*DIRECTIONS FOR THIS TASK*. Write out every record in full, exactly as written, please.

*SOURCE DATA*.
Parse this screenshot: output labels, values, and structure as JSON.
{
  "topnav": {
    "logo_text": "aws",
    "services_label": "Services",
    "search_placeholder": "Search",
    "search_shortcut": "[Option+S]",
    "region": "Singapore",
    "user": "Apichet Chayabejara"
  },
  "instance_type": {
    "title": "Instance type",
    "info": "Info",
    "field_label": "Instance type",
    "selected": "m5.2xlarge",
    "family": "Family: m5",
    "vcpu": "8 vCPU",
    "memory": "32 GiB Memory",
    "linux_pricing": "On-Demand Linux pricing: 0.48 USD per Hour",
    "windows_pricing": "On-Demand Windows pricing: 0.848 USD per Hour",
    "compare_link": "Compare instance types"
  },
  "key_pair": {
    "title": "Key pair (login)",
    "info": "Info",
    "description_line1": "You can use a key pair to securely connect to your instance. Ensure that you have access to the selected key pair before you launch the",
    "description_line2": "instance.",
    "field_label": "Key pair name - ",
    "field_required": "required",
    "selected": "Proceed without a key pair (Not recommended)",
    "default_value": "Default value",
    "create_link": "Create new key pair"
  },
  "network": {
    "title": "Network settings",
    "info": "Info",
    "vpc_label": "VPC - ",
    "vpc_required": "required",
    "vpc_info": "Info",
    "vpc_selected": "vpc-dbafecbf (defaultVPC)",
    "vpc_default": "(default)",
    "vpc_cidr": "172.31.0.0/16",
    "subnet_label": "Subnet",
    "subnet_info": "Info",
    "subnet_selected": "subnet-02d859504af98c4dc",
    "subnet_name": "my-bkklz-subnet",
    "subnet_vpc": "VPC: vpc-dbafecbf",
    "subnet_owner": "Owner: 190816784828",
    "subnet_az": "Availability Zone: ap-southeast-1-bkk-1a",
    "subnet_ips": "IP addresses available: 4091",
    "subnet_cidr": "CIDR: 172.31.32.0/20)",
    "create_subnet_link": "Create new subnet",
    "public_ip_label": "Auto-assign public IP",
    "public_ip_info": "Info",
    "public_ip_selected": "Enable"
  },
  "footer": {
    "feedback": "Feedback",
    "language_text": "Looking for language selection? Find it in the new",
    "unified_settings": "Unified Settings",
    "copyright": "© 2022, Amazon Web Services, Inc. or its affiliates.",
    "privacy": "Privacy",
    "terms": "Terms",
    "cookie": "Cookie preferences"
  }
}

*THE RESPONSE*.
Parse this screenshot: output labels, values, and structure as JSON.
{
  "topnav": {
    "logo_text": "aws",
    "services_label": "Services",
    "search_placeholder": "Search",
    "search_shortcut": "[Option+S]",
    "region": "Singapore",
    "user": "Apichet Chayabejara"
  },
  "instance_type": {
    "title": "Instance type",
    "info": "Info",
    "field_label": "Instance type",
    "selected": "m5.2xlarge",
    "family": "Family: m5",
    "vcpu": "8 vCPU",
    "memory": "32 GiB Memory",
    "linux_pricing": "On-Demand Linux pricing: 0.48 USD per Hour",
    "windows_pricing": "On-Demand Windows pricing: 0.848 USD per Hour",
    "compare_link": "Compare instance types"
  },
  "key_pair": {
    "title": "Key pair (login)",
    "info": "Info",
    "description_line1": "You can use a key pair to securely connect to your instance. Ensure that you have access to the selected key pair before you launch the",
    "description_line2": "instance.",
    "field_label": "Key pair name - ",
    "field_required": "required",
    "selected": "Proceed without a key pair (Not recommended)",
    "default_value": "Default value",
    "create_link": "Create new key pair"
  },
  "network": {
    "title": "Network settings",
    "info": "Info",
    "vpc_label": "VPC - ",
    "vpc_required": "required",
    "vpc_info": "Info",
    "vpc_selected": "vpc-dbafecbf (defaultVPC)",
    "vpc_default": "(default)",
    "vpc_cidr": "172.31.0.0/16",
    "subnet_label": "Subnet",
    "subnet_info": "Info",
    "subnet_selected": "subnet-02d859504af98c4dc",
    "subnet_name": "my-bkklz-subnet",
    "subnet_vpc": "VPC: vpc-dbafecbf",
    "subnet_owner": "Owner: 190816784828",
    "subnet_az": "Availability Zone: ap-southeast-1-bkk-1a",
    "subnet_ips": "IP addresses available: 4091",
    "subnet_cidr": "CIDR: 172.31.32.0/20)",
    "create_subnet_link": "Create new subnet",
    "public_ip_label": "Auto-assign public IP",
    "public_ip_info": "Info",
    "public_ip_selected": "Enable"
  },
  "footer": {
    "feedback": "Feedback",
    "language_text": "Looking for language selection? Find it in the new",
    "unified_settings": "Unified Settings",
    "copyright": "© 2022, Amazon Web Services, Inc. or its affiliates.",
    "privacy": "Privacy",
    "terms": "Terms",
    "cookie": "Cookie preferences"
  }
}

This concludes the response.